ITEMS
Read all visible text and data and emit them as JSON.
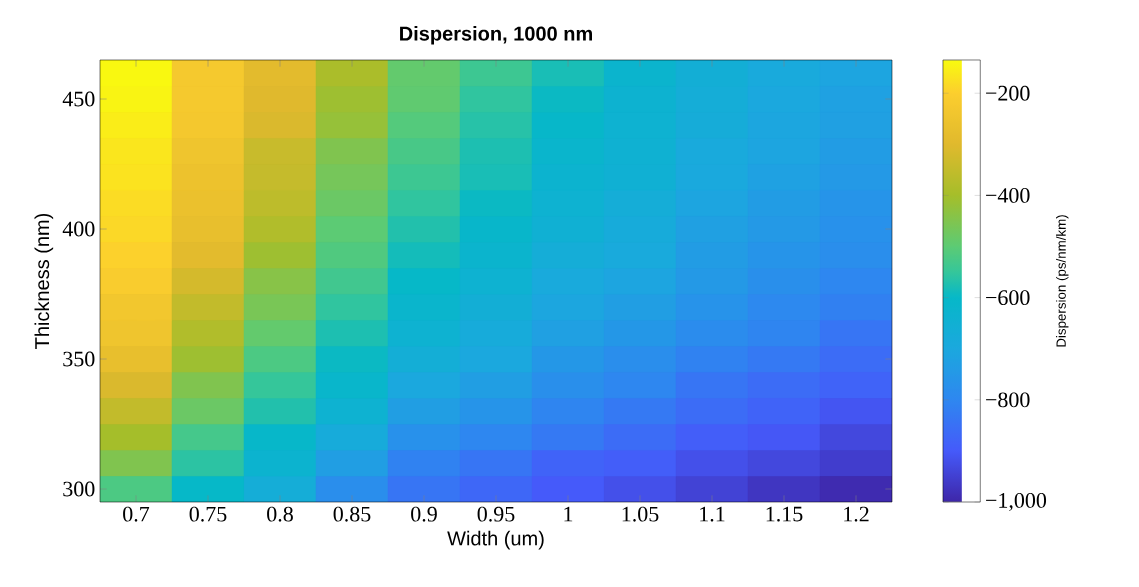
{
  "chart_data": {
    "type": "heatmap",
    "title": "Dispersion, 1000 nm",
    "xlabel": "Width (um)",
    "ylabel": "Thickness (nm)",
    "clabel": "Dispersion (ps/nm/km)",
    "categories": [
      "0.7",
      "0.75",
      "0.8",
      "0.85",
      "0.9",
      "0.95",
      "1",
      "1.05",
      "1.1",
      "1.15",
      "1.2"
    ],
    "y_categories": [
      null,
      "450",
      null,
      null,
      null,
      null,
      "400",
      null,
      null,
      null,
      null,
      "350",
      null,
      null,
      null,
      null,
      "300"
    ],
    "cells": [
      [
        -140,
        -225,
        -290,
        -390,
        -490,
        -540,
        -580,
        -625,
        -660,
        -690,
        -710
      ],
      [
        -145,
        -225,
        -300,
        -410,
        -495,
        -555,
        -595,
        -635,
        -670,
        -700,
        -720
      ],
      [
        -155,
        -230,
        -310,
        -420,
        -510,
        -565,
        -605,
        -640,
        -675,
        -705,
        -725
      ],
      [
        -165,
        -245,
        -340,
        -450,
        -525,
        -575,
        -620,
        -645,
        -690,
        -710,
        -735
      ],
      [
        -170,
        -255,
        -345,
        -465,
        -540,
        -580,
        -630,
        -650,
        -695,
        -720,
        -745
      ],
      [
        -180,
        -260,
        -360,
        -480,
        -555,
        -595,
        -640,
        -670,
        -710,
        -735,
        -760
      ],
      [
        -185,
        -270,
        -380,
        -500,
        -570,
        -610,
        -650,
        -680,
        -725,
        -745,
        -770
      ],
      [
        -195,
        -290,
        -410,
        -515,
        -585,
        -625,
        -670,
        -690,
        -735,
        -760,
        -780
      ],
      [
        -210,
        -320,
        -440,
        -535,
        -600,
        -640,
        -690,
        -710,
        -745,
        -775,
        -800
      ],
      [
        -235,
        -350,
        -460,
        -555,
        -620,
        -660,
        -705,
        -730,
        -765,
        -795,
        -815
      ],
      [
        -245,
        -380,
        -490,
        -575,
        -640,
        -680,
        -725,
        -750,
        -785,
        -805,
        -840
      ],
      [
        -270,
        -410,
        -520,
        -595,
        -665,
        -700,
        -750,
        -780,
        -810,
        -830,
        -860
      ],
      [
        -310,
        -450,
        -550,
        -615,
        -700,
        -730,
        -775,
        -800,
        -840,
        -860,
        -880
      ],
      [
        -350,
        -480,
        -570,
        -640,
        -730,
        -760,
        -805,
        -830,
        -860,
        -880,
        -910
      ],
      [
        -400,
        -530,
        -605,
        -680,
        -770,
        -800,
        -830,
        -860,
        -890,
        -905,
        -935
      ],
      [
        -450,
        -560,
        -630,
        -730,
        -810,
        -840,
        -880,
        -890,
        -920,
        -935,
        -955
      ],
      [
        -520,
        -600,
        -670,
        -780,
        -840,
        -870,
        -900,
        -920,
        -945,
        -970,
        -990
      ]
    ],
    "clim": [
      -1000,
      -135
    ],
    "cticks": [
      {
        "value": -1000,
        "label": "−1,000"
      },
      {
        "value": -800,
        "label": "−800"
      },
      {
        "value": -600,
        "label": "−600"
      },
      {
        "value": -400,
        "label": "−400"
      },
      {
        "value": -200,
        "label": "−200"
      }
    ]
  }
}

INSTRUCTION
Write out every line of the listing that holds the word "value".

SOLUTION
        "value": -1000,
        "value": -800,
        "value": -600,
        "value": -400,
        "value": -200,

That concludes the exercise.